Goal:
All entries should be output exactly as they stand.

Extracted information:
# # # #

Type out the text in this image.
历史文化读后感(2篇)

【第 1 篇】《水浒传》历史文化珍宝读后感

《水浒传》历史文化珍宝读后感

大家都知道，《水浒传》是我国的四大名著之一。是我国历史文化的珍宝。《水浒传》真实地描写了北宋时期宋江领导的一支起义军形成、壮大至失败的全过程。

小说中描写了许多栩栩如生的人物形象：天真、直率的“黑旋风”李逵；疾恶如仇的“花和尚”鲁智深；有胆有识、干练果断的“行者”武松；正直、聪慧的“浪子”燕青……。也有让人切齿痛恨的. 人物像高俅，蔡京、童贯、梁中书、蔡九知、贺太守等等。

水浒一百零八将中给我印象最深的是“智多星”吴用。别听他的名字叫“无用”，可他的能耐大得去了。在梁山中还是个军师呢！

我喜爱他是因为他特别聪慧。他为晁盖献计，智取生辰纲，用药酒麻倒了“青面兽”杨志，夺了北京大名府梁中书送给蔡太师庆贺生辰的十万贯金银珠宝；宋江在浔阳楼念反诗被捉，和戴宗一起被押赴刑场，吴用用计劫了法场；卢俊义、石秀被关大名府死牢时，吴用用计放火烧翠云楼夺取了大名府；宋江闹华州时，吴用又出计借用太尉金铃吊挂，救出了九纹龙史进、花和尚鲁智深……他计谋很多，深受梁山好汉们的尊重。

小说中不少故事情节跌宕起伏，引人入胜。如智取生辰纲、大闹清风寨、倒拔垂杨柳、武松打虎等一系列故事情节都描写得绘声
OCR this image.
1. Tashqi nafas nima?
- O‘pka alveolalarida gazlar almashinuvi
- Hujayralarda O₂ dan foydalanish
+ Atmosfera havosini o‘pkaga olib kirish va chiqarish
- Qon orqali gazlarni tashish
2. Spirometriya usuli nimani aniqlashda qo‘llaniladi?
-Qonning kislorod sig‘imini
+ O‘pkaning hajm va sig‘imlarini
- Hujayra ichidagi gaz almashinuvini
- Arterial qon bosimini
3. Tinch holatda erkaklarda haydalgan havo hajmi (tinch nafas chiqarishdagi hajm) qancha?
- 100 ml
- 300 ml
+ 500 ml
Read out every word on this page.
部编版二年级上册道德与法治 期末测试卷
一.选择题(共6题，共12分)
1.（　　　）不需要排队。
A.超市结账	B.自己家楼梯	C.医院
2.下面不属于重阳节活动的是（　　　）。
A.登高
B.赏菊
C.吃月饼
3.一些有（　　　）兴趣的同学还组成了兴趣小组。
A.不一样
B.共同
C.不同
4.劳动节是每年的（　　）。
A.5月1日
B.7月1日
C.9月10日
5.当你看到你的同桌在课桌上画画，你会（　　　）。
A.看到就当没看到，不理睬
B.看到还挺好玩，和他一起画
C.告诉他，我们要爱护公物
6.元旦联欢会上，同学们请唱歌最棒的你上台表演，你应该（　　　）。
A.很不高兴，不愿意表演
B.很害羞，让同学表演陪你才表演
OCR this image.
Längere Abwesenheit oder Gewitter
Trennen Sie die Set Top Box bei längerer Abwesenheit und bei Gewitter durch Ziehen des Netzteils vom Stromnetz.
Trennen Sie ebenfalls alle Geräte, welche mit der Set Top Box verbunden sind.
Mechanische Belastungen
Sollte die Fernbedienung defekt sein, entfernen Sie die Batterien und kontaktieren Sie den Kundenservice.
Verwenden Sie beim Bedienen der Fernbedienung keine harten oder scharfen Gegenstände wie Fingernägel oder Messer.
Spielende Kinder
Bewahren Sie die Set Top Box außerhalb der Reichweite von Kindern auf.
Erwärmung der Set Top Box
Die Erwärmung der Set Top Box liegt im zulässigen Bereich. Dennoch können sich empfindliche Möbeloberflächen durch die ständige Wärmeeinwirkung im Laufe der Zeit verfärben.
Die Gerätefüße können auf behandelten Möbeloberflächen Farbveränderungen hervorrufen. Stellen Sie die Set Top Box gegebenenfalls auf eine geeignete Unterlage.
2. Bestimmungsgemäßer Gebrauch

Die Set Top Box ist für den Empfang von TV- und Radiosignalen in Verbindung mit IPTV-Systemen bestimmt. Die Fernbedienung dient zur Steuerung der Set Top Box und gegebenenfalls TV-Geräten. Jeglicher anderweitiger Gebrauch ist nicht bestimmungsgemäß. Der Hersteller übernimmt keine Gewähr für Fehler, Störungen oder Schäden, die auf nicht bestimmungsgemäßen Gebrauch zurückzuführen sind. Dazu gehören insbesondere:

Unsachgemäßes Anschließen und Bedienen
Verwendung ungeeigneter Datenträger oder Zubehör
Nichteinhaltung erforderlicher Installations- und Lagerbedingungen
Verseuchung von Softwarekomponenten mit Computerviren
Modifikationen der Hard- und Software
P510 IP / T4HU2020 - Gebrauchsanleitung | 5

# # # #

Solution for this problem:
Type out the text in this image.
历史文化读后感(2篇)

【第 1 篇】《水浒传》历史文化珍宝读后感

《水浒传》历史文化珍宝读后感

大家都知道，《水浒传》是我国的四大名著之一。是我国历史文化的珍宝。《水浒传》真实地描写了北宋时期宋江领导的一支起义军形成、壮大至失败的全过程。

小说中描写了许多栩栩如生的人物形象：天真、直率的“黑旋风”李逵；疾恶如仇的“花和尚”鲁智深；有胆有识、干练果断的“行者”武松；正直、聪慧的“浪子”燕青……。也有让人切齿痛恨的. 人物像高俅，蔡京、童贯、梁中书、蔡九知、贺太守等等。

水浒一百零八将中给我印象最深的是“智多星”吴用。别听他的名字叫“无用”，可他的能耐大得去了。在梁山中还是个军师呢！

我喜爱他是因为他特别聪慧。他为晁盖献计，智取生辰纲，用药酒麻倒了“青面兽”杨志，夺了北京大名府梁中书送给蔡太师庆贺生辰的十万贯金银珠宝；宋江在浔阳楼念反诗被捉，和戴宗一起被押赴刑场，吴用用计劫了法场；卢俊义、石秀被关大名府死牢时，吴用用计放火烧翠云楼夺取了大名府；宋江闹华州时，吴用又出计借用太尉金铃吊挂，救出了九纹龙史进、花和尚鲁智深……他计谋很多，深受梁山好汉们的尊重。

小说中不少故事情节跌宕起伏，引人入胜。如智取生辰纲、大闹清风寨、倒拔垂杨柳、武松打虎等一系列故事情节都描写得绘声
OCR this image.
1. Tashqi nafas nima?
- O‘pka alveolalarida gazlar almashinuvi
- Hujayralarda O₂ dan foydalanish
+ Atmosfera havosini o‘pkaga olib kirish va chiqarish
- Qon orqali gazlarni tashish
2. Spirometriya usuli nimani aniqlashda qo‘llaniladi?
-Qonning kislorod sig‘imini
+ O‘pkaning hajm va sig‘imlarini
- Hujayra ichidagi gaz almashinuvini
- Arterial qon bosimini
3. Tinch holatda erkaklarda haydalgan havo hajmi (tinch nafas chiqarishdagi hajm) qancha?
- 100 ml
- 300 ml
+ 500 ml
Read out every word on this page.
部编版二年级上册道德与法治 期末测试卷
一.选择题(共6题，共12分)
1.（　　　）不需要排队。
A.超市结账	B.自己家楼梯	C.医院
2.下面不属于重阳节活动的是（　　　）。
A.登高
B.赏菊
C.吃月饼
3.一些有（　　　）兴趣的同学还组成了兴趣小组。
A.不一样
B.共同
C.不同
4.劳动节是每年的（　　）。
A.5月1日
B.7月1日
C.9月10日
5.当你看到你的同桌在课桌上画画，你会（　　　）。
A.看到就当没看到，不理睬
B.看到还挺好玩，和他一起画
C.告诉他，我们要爱护公物
6.元旦联欢会上，同学们请唱歌最棒的你上台表演，你应该（　　　）。
A.很不高兴，不愿意表演
B.很害羞，让同学表演陪你才表演
OCR this image.
Längere Abwesenheit oder Gewitter
Trennen Sie die Set Top Box bei längerer Abwesenheit und bei Gewitter durch Ziehen des Netzteils vom Stromnetz.
Trennen Sie ebenfalls alle Geräte, welche mit der Set Top Box verbunden sind.
Mechanische Belastungen
Sollte die Fernbedienung defekt sein, entfernen Sie die Batterien und kontaktieren Sie den Kundenservice.
Verwenden Sie beim Bedienen der Fernbedienung keine harten oder scharfen Gegenstände wie Fingernägel oder Messer.
Spielende Kinder
Bewahren Sie die Set Top Box außerhalb der Reichweite von Kindern auf.
Erwärmung der Set Top Box
Die Erwärmung der Set Top Box liegt im zulässigen Bereich. Dennoch können sich empfindliche Möbeloberflächen durch die ständige Wärmeeinwirkung im Laufe der Zeit verfärben.
Die Gerätefüße können auf behandelten Möbeloberflächen Farbveränderungen hervorrufen. Stellen Sie die Set Top Box gegebenenfalls auf eine geeignete Unterlage.
2. Bestimmungsgemäßer Gebrauch

Die Set Top Box ist für den Empfang von TV- und Radiosignalen in Verbindung mit IPTV-Systemen bestimmt. Die Fernbedienung dient zur Steuerung der Set Top Box und gegebenenfalls TV-Geräten. Jeglicher anderweitiger Gebrauch ist nicht bestimmungsgemäß. Der Hersteller übernimmt keine Gewähr für Fehler, Störungen oder Schäden, die auf nicht bestimmungsgemäßen Gebrauch zurückzuführen sind. Dazu gehören insbesondere:

Unsachgemäßes Anschließen und Bedienen
Verwendung ungeeigneter Datenträger oder Zubehör
Nichteinhaltung erforderlicher Installations- und Lagerbedingungen
Verseuchung von Softwarekomponenten mit Computerviren
Modifikationen der Hard- und Software
P510 IP / T4HU2020 - Gebrauchsanleitung | 5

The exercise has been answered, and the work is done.